** What the task requires **
Quote every line as given.

** Information shown **
· · ·
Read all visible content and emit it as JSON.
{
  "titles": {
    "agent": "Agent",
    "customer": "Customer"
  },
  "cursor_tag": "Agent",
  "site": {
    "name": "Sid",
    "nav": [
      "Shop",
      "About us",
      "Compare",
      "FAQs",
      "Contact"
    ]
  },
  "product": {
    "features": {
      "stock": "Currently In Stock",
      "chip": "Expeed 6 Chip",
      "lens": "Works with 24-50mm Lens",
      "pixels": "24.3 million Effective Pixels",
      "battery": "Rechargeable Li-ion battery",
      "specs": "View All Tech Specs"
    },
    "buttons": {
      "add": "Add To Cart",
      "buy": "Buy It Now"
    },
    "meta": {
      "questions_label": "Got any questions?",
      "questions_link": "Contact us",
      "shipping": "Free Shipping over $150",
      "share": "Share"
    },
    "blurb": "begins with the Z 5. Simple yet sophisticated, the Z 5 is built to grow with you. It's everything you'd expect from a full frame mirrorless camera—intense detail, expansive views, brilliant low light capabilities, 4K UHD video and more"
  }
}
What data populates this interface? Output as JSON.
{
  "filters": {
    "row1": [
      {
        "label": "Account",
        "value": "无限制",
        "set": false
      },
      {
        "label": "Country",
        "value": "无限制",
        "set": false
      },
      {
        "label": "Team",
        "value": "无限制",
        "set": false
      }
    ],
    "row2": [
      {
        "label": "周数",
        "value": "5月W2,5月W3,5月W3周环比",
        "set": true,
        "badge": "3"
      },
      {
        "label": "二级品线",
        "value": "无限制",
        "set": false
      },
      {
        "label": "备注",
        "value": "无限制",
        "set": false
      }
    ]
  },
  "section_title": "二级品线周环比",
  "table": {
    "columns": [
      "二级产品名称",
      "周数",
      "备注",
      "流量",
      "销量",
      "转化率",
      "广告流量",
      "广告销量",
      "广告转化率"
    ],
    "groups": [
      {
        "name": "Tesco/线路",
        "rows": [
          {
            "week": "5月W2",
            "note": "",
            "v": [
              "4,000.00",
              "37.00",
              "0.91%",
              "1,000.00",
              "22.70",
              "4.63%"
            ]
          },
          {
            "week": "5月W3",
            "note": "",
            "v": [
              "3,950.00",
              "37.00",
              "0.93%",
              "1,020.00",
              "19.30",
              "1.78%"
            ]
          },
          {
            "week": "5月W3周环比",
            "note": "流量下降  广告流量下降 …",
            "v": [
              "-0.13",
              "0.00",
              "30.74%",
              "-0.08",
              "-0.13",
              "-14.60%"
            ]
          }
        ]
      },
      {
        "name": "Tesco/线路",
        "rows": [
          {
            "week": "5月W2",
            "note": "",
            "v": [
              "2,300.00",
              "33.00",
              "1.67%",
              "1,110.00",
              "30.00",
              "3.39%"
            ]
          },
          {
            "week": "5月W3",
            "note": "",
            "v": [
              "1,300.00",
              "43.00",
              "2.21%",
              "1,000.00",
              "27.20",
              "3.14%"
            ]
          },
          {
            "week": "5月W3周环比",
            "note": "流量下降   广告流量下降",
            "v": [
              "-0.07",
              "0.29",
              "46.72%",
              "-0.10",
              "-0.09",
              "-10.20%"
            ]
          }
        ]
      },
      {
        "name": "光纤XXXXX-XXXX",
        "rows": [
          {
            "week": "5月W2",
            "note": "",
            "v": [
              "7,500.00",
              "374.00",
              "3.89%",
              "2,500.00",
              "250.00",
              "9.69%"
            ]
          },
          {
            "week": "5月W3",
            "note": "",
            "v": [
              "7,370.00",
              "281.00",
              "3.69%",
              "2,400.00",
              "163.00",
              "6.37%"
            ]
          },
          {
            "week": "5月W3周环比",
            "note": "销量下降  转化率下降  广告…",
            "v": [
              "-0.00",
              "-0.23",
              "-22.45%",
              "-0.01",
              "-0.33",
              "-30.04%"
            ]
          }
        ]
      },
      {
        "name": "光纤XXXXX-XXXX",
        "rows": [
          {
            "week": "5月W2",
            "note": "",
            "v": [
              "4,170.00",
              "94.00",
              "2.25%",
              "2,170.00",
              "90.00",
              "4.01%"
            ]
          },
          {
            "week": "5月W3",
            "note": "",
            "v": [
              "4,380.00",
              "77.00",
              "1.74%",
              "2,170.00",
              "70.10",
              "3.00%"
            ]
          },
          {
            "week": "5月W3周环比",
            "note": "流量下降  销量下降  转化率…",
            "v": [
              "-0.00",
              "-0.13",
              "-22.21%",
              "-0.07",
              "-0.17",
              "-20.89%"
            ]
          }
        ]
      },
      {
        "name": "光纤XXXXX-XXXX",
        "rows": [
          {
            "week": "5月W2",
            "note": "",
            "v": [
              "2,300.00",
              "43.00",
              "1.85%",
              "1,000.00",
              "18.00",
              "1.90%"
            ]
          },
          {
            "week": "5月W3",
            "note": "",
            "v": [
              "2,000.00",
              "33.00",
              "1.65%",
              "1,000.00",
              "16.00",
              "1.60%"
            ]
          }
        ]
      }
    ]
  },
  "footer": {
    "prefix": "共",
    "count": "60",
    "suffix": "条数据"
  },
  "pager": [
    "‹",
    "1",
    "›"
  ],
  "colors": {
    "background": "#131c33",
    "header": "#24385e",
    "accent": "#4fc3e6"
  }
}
· · ·
** Result of this task **
Read all visible content and emit it as JSON.
{
  "titles": {
    "agent": "Agent",
    "customer": "Customer"
  },
  "cursor_tag": "Agent",
  "site": {
    "name": "Sid",
    "nav": [
      "Shop",
      "About us",
      "Compare",
      "FAQs",
      "Contact"
    ]
  },
  "product": {
    "features": {
      "stock": "Currently In Stock",
      "chip": "Expeed 6 Chip",
      "lens": "Works with 24-50mm Lens",
      "pixels": "24.3 million Effective Pixels",
      "battery": "Rechargeable Li-ion battery",
      "specs": "View All Tech Specs"
    },
    "buttons": {
      "add": "Add To Cart",
      "buy": "Buy It Now"
    },
    "meta": {
      "questions_label": "Got any questions?",
      "questions_link": "Contact us",
      "shipping": "Free Shipping over $150",
      "share": "Share"
    },
    "blurb": "begins with the Z 5. Simple yet sophisticated, the Z 5 is built to grow with you. It's everything you'd expect from a full frame mirrorless camera—intense detail, expansive views, brilliant low light capabilities, 4K UHD video and more"
  }
}
What data populates this interface? Output as JSON.
{
  "filters": {
    "row1": [
      {
        "label": "Account",
        "value": "无限制",
        "set": false
      },
      {
        "label": "Country",
        "value": "无限制",
        "set": false
      },
      {
        "label": "Team",
        "value": "无限制",
        "set": false
      }
    ],
    "row2": [
      {
        "label": "周数",
        "value": "5月W2,5月W3,5月W3周环比",
        "set": true,
        "badge": "3"
      },
      {
        "label": "二级品线",
        "value": "无限制",
        "set": false
      },
      {
        "label": "备注",
        "value": "无限制",
        "set": false
      }
    ]
  },
  "section_title": "二级品线周环比",
  "table": {
    "columns": [
      "二级产品名称",
      "周数",
      "备注",
      "流量",
      "销量",
      "转化率",
      "广告流量",
      "广告销量",
      "广告转化率"
    ],
    "groups": [
      {
        "name": "Tesco/线路",
        "rows": [
          {
            "week": "5月W2",
            "note": "",
            "v": [
              "4,000.00",
              "37.00",
              "0.91%",
              "1,000.00",
              "22.70",
              "4.63%"
            ]
          },
          {
            "week": "5月W3",
            "note": "",
            "v": [
              "3,950.00",
              "37.00",
              "0.93%",
              "1,020.00",
              "19.30",
              "1.78%"
            ]
          },
          {
            "week": "5月W3周环比",
            "note": "流量下降  广告流量下降 …",
            "v": [
              "-0.13",
              "0.00",
              "30.74%",
              "-0.08",
              "-0.13",
              "-14.60%"
            ]
          }
        ]
      },
      {
        "name": "Tesco/线路",
        "rows": [
          {
            "week": "5月W2",
            "note": "",
            "v": [
              "2,300.00",
              "33.00",
              "1.67%",
              "1,110.00",
              "30.00",
              "3.39%"
            ]
          },
          {
            "week": "5月W3",
            "note": "",
            "v": [
              "1,300.00",
              "43.00",
              "2.21%",
              "1,000.00",
              "27.20",
              "3.14%"
            ]
          },
          {
            "week": "5月W3周环比",
            "note": "流量下降   广告流量下降",
            "v": [
              "-0.07",
              "0.29",
              "46.72%",
              "-0.10",
              "-0.09",
              "-10.20%"
            ]
          }
        ]
      },
      {
        "name": "光纤XXXXX-XXXX",
        "rows": [
          {
            "week": "5月W2",
            "note": "",
            "v": [
              "7,500.00",
              "374.00",
              "3.89%",
              "2,500.00",
              "250.00",
              "9.69%"
            ]
          },
          {
            "week": "5月W3",
            "note": "",
            "v": [
              "7,370.00",
              "281.00",
              "3.69%",
              "2,400.00",
              "163.00",
              "6.37%"
            ]
          },
          {
            "week": "5月W3周环比",
            "note": "销量下降  转化率下降  广告…",
            "v": [
              "-0.00",
              "-0.23",
              "-22.45%",
              "-0.01",
              "-0.33",
              "-30.04%"
            ]
          }
        ]
      },
      {
        "name": "光纤XXXXX-XXXX",
        "rows": [
          {
            "week": "5月W2",
            "note": "",
            "v": [
              "4,170.00",
              "94.00",
              "2.25%",
              "2,170.00",
              "90.00",
              "4.01%"
            ]
          },
          {
            "week": "5月W3",
            "note": "",
            "v": [
              "4,380.00",
              "77.00",
              "1.74%",
              "2,170.00",
              "70.10",
              "3.00%"
            ]
          },
          {
            "week": "5月W3周环比",
            "note": "流量下降  销量下降  转化率…",
            "v": [
              "-0.00",
              "-0.13",
              "-22.21%",
              "-0.07",
              "-0.17",
              "-20.89%"
            ]
          }
        ]
      },
      {
        "name": "光纤XXXXX-XXXX",
        "rows": [
          {
            "week": "5月W2",
            "note": "",
            "v": [
              "2,300.00",
              "43.00",
              "1.85%",
              "1,000.00",
              "18.00",
              "1.90%"
            ]
          },
          {
            "week": "5月W3",
            "note": "",
            "v": [
              "2,000.00",
              "33.00",
              "1.65%",
              "1,000.00",
              "16.00",
              "1.60%"
            ]
          }
        ]
      }
    ]
  },
  "footer": {
    "prefix": "共",
    "count": "60",
    "suffix": "条数据"
  },
  "pager": [
    "‹",
    "1",
    "›"
  ],
  "colors": {
    "background": "#131c33",
    "header": "#24385e",
    "accent": "#4fc3e6"
  }
}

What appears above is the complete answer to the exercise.